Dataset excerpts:
[Begin]

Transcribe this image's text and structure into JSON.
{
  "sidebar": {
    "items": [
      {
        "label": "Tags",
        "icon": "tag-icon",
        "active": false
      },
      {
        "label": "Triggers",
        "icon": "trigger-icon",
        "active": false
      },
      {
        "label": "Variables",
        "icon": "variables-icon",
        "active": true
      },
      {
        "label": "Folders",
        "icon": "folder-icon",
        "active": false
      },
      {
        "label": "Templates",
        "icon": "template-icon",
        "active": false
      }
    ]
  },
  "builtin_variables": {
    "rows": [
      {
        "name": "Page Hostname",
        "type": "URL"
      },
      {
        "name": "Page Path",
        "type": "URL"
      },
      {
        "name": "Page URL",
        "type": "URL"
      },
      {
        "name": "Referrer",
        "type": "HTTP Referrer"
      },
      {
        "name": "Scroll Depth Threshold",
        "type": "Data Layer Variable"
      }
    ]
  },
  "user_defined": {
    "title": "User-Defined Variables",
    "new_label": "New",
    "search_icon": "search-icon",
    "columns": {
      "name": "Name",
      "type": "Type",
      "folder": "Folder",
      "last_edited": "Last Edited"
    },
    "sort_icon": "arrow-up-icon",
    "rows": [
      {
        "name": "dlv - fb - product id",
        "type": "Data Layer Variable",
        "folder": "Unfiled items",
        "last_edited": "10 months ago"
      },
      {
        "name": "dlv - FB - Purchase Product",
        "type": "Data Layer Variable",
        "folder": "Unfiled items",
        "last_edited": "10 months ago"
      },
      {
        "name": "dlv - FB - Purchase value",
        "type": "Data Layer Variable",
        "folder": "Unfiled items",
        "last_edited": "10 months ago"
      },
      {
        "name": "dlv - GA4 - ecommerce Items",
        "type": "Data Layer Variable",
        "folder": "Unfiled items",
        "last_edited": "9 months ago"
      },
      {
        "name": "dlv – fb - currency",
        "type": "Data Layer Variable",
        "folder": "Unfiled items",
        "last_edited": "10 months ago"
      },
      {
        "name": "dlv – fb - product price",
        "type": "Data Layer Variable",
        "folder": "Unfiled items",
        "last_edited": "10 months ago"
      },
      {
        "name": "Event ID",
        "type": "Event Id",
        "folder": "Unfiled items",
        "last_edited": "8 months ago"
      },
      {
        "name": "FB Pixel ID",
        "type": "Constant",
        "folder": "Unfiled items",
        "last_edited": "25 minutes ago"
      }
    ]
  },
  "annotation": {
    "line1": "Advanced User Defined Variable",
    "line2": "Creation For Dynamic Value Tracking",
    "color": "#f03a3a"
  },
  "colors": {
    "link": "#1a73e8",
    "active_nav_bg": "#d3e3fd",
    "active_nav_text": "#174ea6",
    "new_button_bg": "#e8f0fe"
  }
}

[End]

### [WHAT IS NEEDED]
Extract all of the material exactly as it is written.

### [FINISHED ANSWER]
Transcribe this image's text and structure into JSON.
{
  "sidebar": {
    "items": [
      {
        "label": "Tags",
        "icon": "tag-icon",
        "active": false
      },
      {
        "label": "Triggers",
        "icon": "trigger-icon",
        "active": false
      },
      {
        "label": "Variables",
        "icon": "variables-icon",
        "active": true
      },
      {
        "label": "Folders",
        "icon": "folder-icon",
        "active": false
      },
      {
        "label": "Templates",
        "icon": "template-icon",
        "active": false
      }
    ]
  },
  "builtin_variables": {
    "rows": [
      {
        "name": "Page Hostname",
        "type": "URL"
      },
      {
        "name": "Page Path",
        "type": "URL"
      },
      {
        "name": "Page URL",
        "type": "URL"
      },
      {
        "name": "Referrer",
        "type": "HTTP Referrer"
      },
      {
        "name": "Scroll Depth Threshold",
        "type": "Data Layer Variable"
      }
    ]
  },
  "user_defined": {
    "title": "User-Defined Variables",
    "new_label": "New",
    "search_icon": "search-icon",
    "columns": {
      "name": "Name",
      "type": "Type",
      "folder": "Folder",
      "last_edited": "Last Edited"
    },
    "sort_icon": "arrow-up-icon",
    "rows": [
      {
        "name": "dlv - fb - product id",
        "type": "Data Layer Variable",
        "folder": "Unfiled items",
        "last_edited": "10 months ago"
      },
      {
        "name": "dlv - FB - Purchase Product",
        "type": "Data Layer Variable",
        "folder": "Unfiled items",
        "last_edited": "10 months ago"
      },
      {
        "name": "dlv - FB - Purchase value",
        "type": "Data Layer Variable",
        "folder": "Unfiled items",
        "last_edited": "10 months ago"
      },
      {
        "name": "dlv - GA4 - ecommerce Items",
        "type": "Data Layer Variable",
        "folder": "Unfiled items",
        "last_edited": "9 months ago"
      },
      {
        "name": "dlv – fb - currency",
        "type": "Data Layer Variable",
        "folder": "Unfiled items",
        "last_edited": "10 months ago"
      },
      {
        "name": "dlv – fb - product price",
        "type": "Data Layer Variable",
        "folder": "Unfiled items",
        "last_edited": "10 months ago"
      },
      {
        "name": "Event ID",
        "type": "Event Id",
        "folder": "Unfiled items",
        "last_edited": "8 months ago"
      },
      {
        "name": "FB Pixel ID",
        "type": "Constant",
        "folder": "Unfiled items",
        "last_edited": "25 minutes ago"
      }
    ]
  },
  "annotation": {
    "line1": "Advanced User Defined Variable",
    "line2": "Creation For Dynamic Value Tracking",
    "color": "#f03a3a"
  },
  "colors": {
    "link": "#1a73e8",
    "active_nav_bg": "#d3e3fd",
    "active_nav_text": "#174ea6",
    "new_button_bg": "#e8f0fe"
  }
}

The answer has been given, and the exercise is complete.